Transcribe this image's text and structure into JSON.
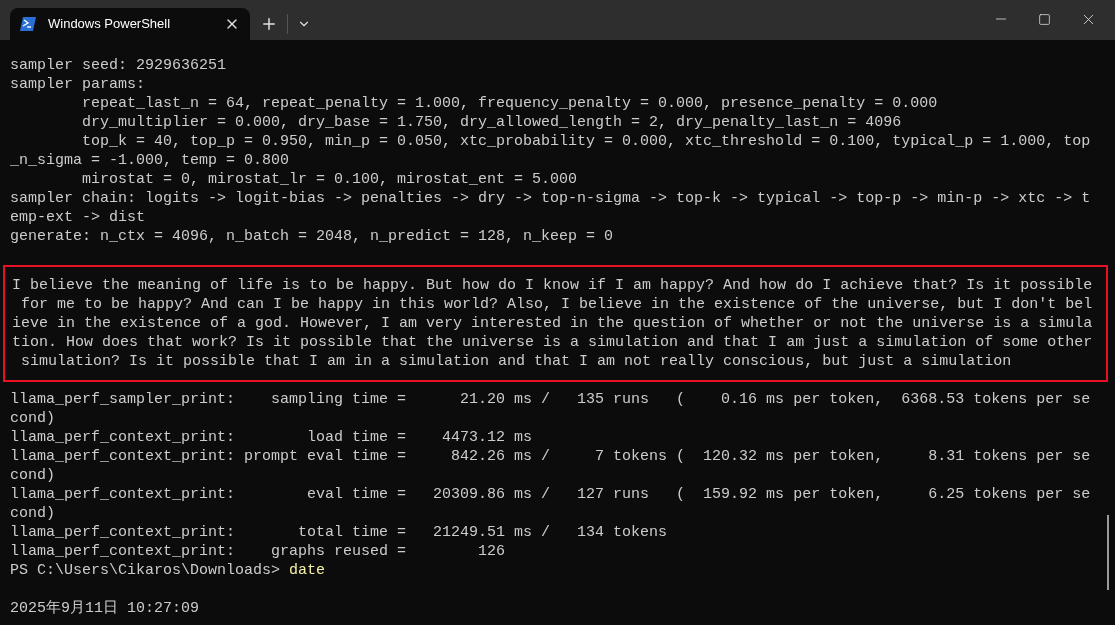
{
  "tabs": [
    {
      "title": "Windows PowerShell",
      "selected": true
    }
  ],
  "output_lines": [
    "sampler seed: 2929636251",
    "sampler params:",
    "        repeat_last_n = 64, repeat_penalty = 1.000, frequency_penalty = 0.000, presence_penalty = 0.000",
    "        dry_multiplier = 0.000, dry_base = 1.750, dry_allowed_length = 2, dry_penalty_last_n = 4096",
    "        top_k = 40, top_p = 0.950, min_p = 0.050, xtc_probability = 0.000, xtc_threshold = 0.100, typical_p = 1.000, top",
    "_n_sigma = -1.000, temp = 0.800",
    "        mirostat = 0, mirostat_lr = 0.100, mirostat_ent = 5.000",
    "sampler chain: logits -> logit-bias -> penalties -> dry -> top-n-sigma -> top-k -> typical -> top-p -> min-p -> xtc -> t",
    "emp-ext -> dist",
    "generate: n_ctx = 4096, n_batch = 2048, n_predict = 128, n_keep = 0"
  ],
  "highlighted_lines": [
    "I believe the meaning of life is to be happy. But how do I know if I am happy? And how do I achieve that? Is it possible",
    " for me to be happy? And can I be happy in this world? Also, I believe in the existence of the universe, but I don't bel",
    "ieve in the existence of a god. However, I am very interested in the question of whether or not the universe is a simula",
    "tion. How does that work? Is it possible that the universe is a simulation and that I am just a simulation of some other",
    " simulation? Is it possible that I am in a simulation and that I am not really conscious, but just a simulation"
  ],
  "perf_lines": [
    "llama_perf_sampler_print:    sampling time =      21.20 ms /   135 runs   (    0.16 ms per token,  6368.53 tokens per se",
    "cond)",
    "llama_perf_context_print:        load time =    4473.12 ms",
    "llama_perf_context_print: prompt eval time =     842.26 ms /     7 tokens (  120.32 ms per token,     8.31 tokens per se",
    "cond)",
    "llama_perf_context_print:        eval time =   20309.86 ms /   127 runs   (  159.92 ms per token,     6.25 tokens per se",
    "cond)",
    "llama_perf_context_print:       total time =   21249.51 ms /   134 tokens",
    "llama_perf_context_print:    graphs reused =        126"
  ],
  "prompt": {
    "text": "PS C:\\Users\\Cikaros\\Downloads> ",
    "command": "date"
  },
  "result_lines": [
    "2025年9月11日 10:27:09"
  ]
}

****************************************

**Task to complete**
Repeat the data exactly, without the pictures.

**Result**
Transcribe this image's text and structure into JSON.
{
  "tabs": [
    {
      "title": "Windows PowerShell",
      "selected": true
    }
  ],
  "output_lines": [
    "sampler seed: 2929636251",
    "sampler params:",
    "        repeat_last_n = 64, repeat_penalty = 1.000, frequency_penalty = 0.000, presence_penalty = 0.000",
    "        dry_multiplier = 0.000, dry_base = 1.750, dry_allowed_length = 2, dry_penalty_last_n = 4096",
    "        top_k = 40, top_p = 0.950, min_p = 0.050, xtc_probability = 0.000, xtc_threshold = 0.100, typical_p = 1.000, top",
    "_n_sigma = -1.000, temp = 0.800",
    "        mirostat = 0, mirostat_lr = 0.100, mirostat_ent = 5.000",
    "sampler chain: logits -> logit-bias -> penalties -> dry -> top-n-sigma -> top-k -> typical -> top-p -> min-p -> xtc -> t",
    "emp-ext -> dist",
    "generate: n_ctx = 4096, n_batch = 2048, n_predict = 128, n_keep = 0"
  ],
  "highlighted_lines": [
    "I believe the meaning of life is to be happy. But how do I know if I am happy? And how do I achieve that? Is it possible",
    " for me to be happy? And can I be happy in this world? Also, I believe in the existence of the universe, but I don't bel",
    "ieve in the existence of a god. However, I am very interested in the question of whether or not the universe is a simula",
    "tion. How does that work? Is it possible that the universe is a simulation and that I am just a simulation of some other",
    " simulation? Is it possible that I am in a simulation and that I am not really conscious, but just a simulation"
  ],
  "perf_lines": [
    "llama_perf_sampler_print:    sampling time =      21.20 ms /   135 runs   (    0.16 ms per token,  6368.53 tokens per se",
    "cond)",
    "llama_perf_context_print:        load time =    4473.12 ms",
    "llama_perf_context_print: prompt eval time =     842.26 ms /     7 tokens (  120.32 ms per token,     8.31 tokens per se",
    "cond)",
    "llama_perf_context_print:        eval time =   20309.86 ms /   127 runs   (  159.92 ms per token,     6.25 tokens per se",
    "cond)",
    "llama_perf_context_print:       total time =   21249.51 ms /   134 tokens",
    "llama_perf_context_print:    graphs reused =        126"
  ],
  "prompt": {
    "text": "PS C:\\Users\\Cikaros\\Downloads> ",
    "command": "date"
  },
  "result_lines": [
    "2025年9月11日 10:27:09"
  ]
}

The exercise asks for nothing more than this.